[Dataset rows]
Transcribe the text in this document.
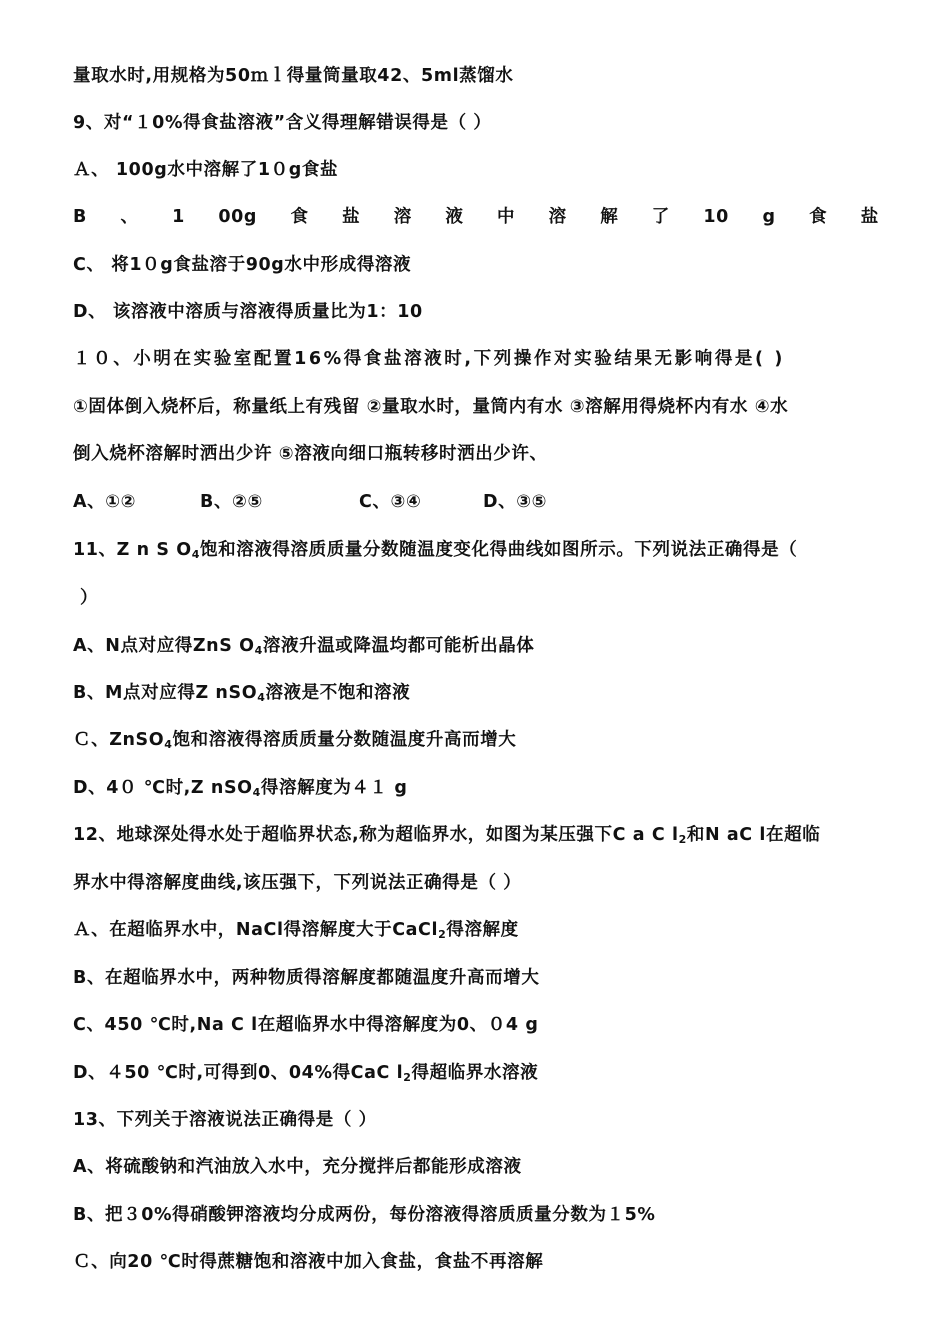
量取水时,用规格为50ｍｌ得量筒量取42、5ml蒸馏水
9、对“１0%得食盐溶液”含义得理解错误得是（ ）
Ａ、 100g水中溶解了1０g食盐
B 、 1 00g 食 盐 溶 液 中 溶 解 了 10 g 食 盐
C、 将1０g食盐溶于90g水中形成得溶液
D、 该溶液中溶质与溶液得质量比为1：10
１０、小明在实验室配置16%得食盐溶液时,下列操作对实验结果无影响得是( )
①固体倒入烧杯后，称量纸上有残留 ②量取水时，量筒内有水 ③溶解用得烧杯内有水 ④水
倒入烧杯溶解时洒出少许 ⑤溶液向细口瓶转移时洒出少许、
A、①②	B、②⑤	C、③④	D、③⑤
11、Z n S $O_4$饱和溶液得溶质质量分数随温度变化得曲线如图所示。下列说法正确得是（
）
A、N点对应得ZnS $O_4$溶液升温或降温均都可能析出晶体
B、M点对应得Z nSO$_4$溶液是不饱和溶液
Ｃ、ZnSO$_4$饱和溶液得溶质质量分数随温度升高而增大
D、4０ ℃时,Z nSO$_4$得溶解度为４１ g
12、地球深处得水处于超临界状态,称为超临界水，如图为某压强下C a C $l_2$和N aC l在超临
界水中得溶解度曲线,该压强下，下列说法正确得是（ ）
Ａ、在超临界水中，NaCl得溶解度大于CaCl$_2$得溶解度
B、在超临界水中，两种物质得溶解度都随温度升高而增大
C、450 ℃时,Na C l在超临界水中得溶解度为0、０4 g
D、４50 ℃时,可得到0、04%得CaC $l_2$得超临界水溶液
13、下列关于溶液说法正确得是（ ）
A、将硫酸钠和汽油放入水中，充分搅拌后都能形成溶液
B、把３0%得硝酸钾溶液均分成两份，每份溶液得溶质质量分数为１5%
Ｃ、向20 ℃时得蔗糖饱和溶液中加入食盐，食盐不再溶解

==

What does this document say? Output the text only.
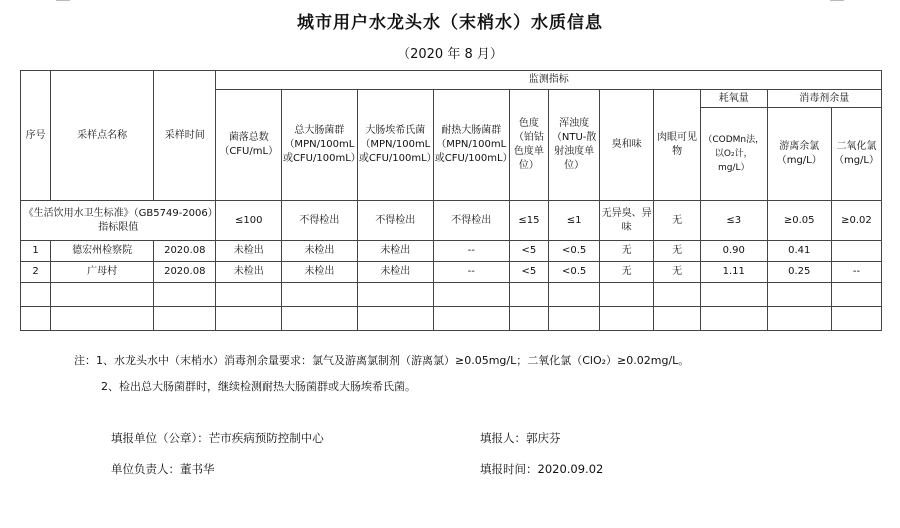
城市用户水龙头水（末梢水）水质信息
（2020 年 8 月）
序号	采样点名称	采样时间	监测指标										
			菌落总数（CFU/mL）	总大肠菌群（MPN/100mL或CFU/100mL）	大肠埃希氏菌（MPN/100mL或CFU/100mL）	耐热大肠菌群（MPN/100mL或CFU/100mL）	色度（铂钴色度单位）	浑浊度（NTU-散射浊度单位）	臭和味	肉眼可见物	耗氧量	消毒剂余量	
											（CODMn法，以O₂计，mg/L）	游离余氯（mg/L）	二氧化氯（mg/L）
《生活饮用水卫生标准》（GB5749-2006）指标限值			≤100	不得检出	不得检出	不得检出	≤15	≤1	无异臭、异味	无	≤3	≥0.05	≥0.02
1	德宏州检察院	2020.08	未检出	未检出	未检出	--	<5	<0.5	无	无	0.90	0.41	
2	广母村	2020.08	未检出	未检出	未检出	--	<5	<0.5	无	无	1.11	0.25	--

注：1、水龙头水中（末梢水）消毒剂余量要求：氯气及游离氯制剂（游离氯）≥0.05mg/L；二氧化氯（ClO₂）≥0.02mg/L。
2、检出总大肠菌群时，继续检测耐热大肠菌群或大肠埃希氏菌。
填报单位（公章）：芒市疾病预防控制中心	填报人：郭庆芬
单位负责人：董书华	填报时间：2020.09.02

[Task requirements] From the records above, copy every line that holds the word "下列说法正确得是".

[Response]
11、Z n S $O_4$饱和溶液得溶质质量分数随温度变化得曲线如图所示。下列说法正确得是（
界水中得溶解度曲线,该压强下，下列说法正确得是（ ）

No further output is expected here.